**EXERCISE DESCRIPTION**
Reproduce every entry exactly and leave its pictures out.

**MATERIAL FOR THIS TASK**

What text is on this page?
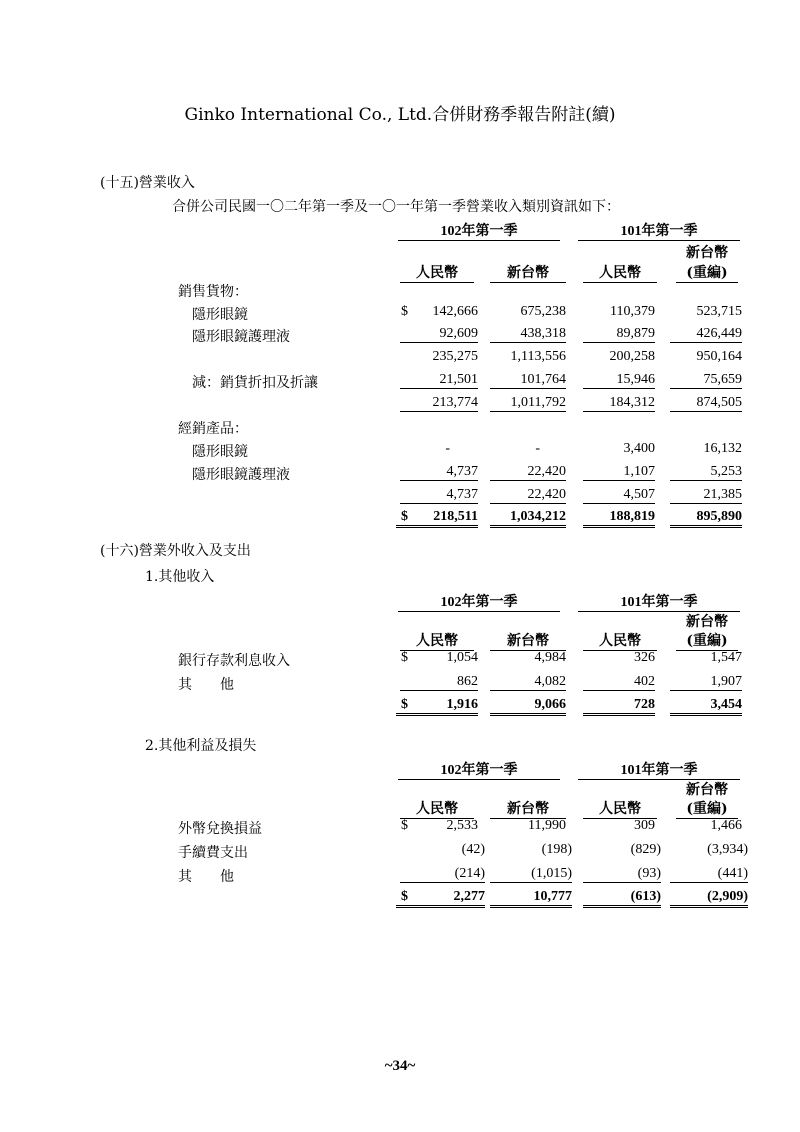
Ginko International Co., Ltd.合併財務季報告附註(續)
(十五)營業收入
合併公司民國一〇二年第一季及一〇一年第一季營業收入類別資訊如下：
102年第一季	101年第一季
新台幣
人民幣	新台幣	人民幣	(重編)
銷售貨物：
隱形眼鏡	$	142,666	675,238	110,379	523,715
隱形眼鏡護理液	92,609	438,318	89,879	426,449
235,275	1,113,556	200,258	950,164
減：銷貨折扣及折讓	21,501	101,764	15,946	75,659
213,774	1,011,792	184,312	874,505
經銷產品：
隱形眼鏡	-	-	3,400	16,132
隱形眼鏡護理液	4,737	22,420	1,107	5,253
4,737	22,420	4,507	21,385
$	218,511	1,034,212	188,819	895,890
(十六)營業外收入及支出
1.其他收入
102年第一季	101年第一季
新台幣
人民幣	新台幣	人民幣	(重編)
銀行存款利息收入	$	1,054	4,984	326	1,547
其　　他	862	4,082	402	1,907
$	1,916	9,066	728	3,454
2.其他利益及損失
102年第一季	101年第一季
新台幣
人民幣	新台幣	人民幣	(重編)
外幣兌換損益	$	2,533	11,990	309	1,466
手續費支出	(42)	(198)	(829)	(3,934)
其　　他	(214)	(1,015)	(93)	(441)
$	2,277	10,777	(613)	(2,909)
~34~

**TASK RESULT**
What text is on this page?
Ginko International Co., Ltd.合併財務季報告附註(續)
(十五)營業收入
合併公司民國一〇二年第一季及一〇一年第一季營業收入類別資訊如下：
102年第一季	101年第一季
新台幣
人民幣	新台幣	人民幣	(重編)
銷售貨物：
隱形眼鏡	$	142,666	675,238	110,379	523,715
隱形眼鏡護理液	92,609	438,318	89,879	426,449
235,275	1,113,556	200,258	950,164
減：銷貨折扣及折讓	21,501	101,764	15,946	75,659
213,774	1,011,792	184,312	874,505
經銷產品：
隱形眼鏡	-	-	3,400	16,132
隱形眼鏡護理液	4,737	22,420	1,107	5,253
4,737	22,420	4,507	21,385
$	218,511	1,034,212	188,819	895,890
(十六)營業外收入及支出
1.其他收入
102年第一季	101年第一季
新台幣
人民幣	新台幣	人民幣	(重編)
銀行存款利息收入	$	1,054	4,984	326	1,547
其　　他	862	4,082	402	1,907
$	1,916	9,066	728	3,454
2.其他利益及損失
102年第一季	101年第一季
新台幣
人民幣	新台幣	人民幣	(重編)
外幣兌換損益	$	2,533	11,990	309	1,466
手續費支出	(42)	(198)	(829)	(3,934)
其　　他	(214)	(1,015)	(93)	(441)
$	2,277	10,777	(613)	(2,909)
~34~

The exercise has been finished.